_Set problem_
Every entry must be echoed exactly.

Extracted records

******

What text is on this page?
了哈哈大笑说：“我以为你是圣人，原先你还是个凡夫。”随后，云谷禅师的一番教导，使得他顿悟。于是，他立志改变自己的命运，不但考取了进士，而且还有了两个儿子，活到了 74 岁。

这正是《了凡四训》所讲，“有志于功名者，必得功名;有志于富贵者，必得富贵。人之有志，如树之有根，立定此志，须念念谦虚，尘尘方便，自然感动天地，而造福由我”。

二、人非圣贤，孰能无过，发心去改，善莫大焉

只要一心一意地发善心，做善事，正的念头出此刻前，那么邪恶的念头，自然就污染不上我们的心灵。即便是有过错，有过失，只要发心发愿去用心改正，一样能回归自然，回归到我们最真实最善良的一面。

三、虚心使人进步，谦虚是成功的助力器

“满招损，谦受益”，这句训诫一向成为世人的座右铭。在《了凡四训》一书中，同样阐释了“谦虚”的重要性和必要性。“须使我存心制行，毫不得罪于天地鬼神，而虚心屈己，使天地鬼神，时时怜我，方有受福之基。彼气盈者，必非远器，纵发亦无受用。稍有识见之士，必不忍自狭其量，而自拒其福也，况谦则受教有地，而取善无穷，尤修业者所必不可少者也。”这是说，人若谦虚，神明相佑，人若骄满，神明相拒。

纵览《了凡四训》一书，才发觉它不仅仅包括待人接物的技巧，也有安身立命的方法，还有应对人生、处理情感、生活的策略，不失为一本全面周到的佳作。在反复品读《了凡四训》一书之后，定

******

_Task result_
What text is on this page?
了哈哈大笑说：“我以为你是圣人，原先你还是个凡夫。”随后，云谷禅师的一番教导，使得他顿悟。于是，他立志改变自己的命运，不但考取了进士，而且还有了两个儿子，活到了 74 岁。

这正是《了凡四训》所讲，“有志于功名者，必得功名;有志于富贵者，必得富贵。人之有志，如树之有根，立定此志，须念念谦虚，尘尘方便，自然感动天地，而造福由我”。

二、人非圣贤，孰能无过，发心去改，善莫大焉

只要一心一意地发善心，做善事，正的念头出此刻前，那么邪恶的念头，自然就污染不上我们的心灵。即便是有过错，有过失，只要发心发愿去用心改正，一样能回归自然，回归到我们最真实最善良的一面。

三、虚心使人进步，谦虚是成功的助力器

“满招损，谦受益”，这句训诫一向成为世人的座右铭。在《了凡四训》一书中，同样阐释了“谦虚”的重要性和必要性。“须使我存心制行，毫不得罪于天地鬼神，而虚心屈己，使天地鬼神，时时怜我，方有受福之基。彼气盈者，必非远器，纵发亦无受用。稍有识见之士，必不忍自狭其量，而自拒其福也，况谦则受教有地，而取善无穷，尤修业者所必不可少者也。”这是说，人若谦虚，神明相佑，人若骄满，神明相拒。

纵览《了凡四训》一书，才发觉它不仅仅包括待人接物的技巧，也有安身立命的方法，还有应对人生、处理情感、生活的策略，不失为一本全面周到的佳作。在反复品读《了凡四训》一书之后，定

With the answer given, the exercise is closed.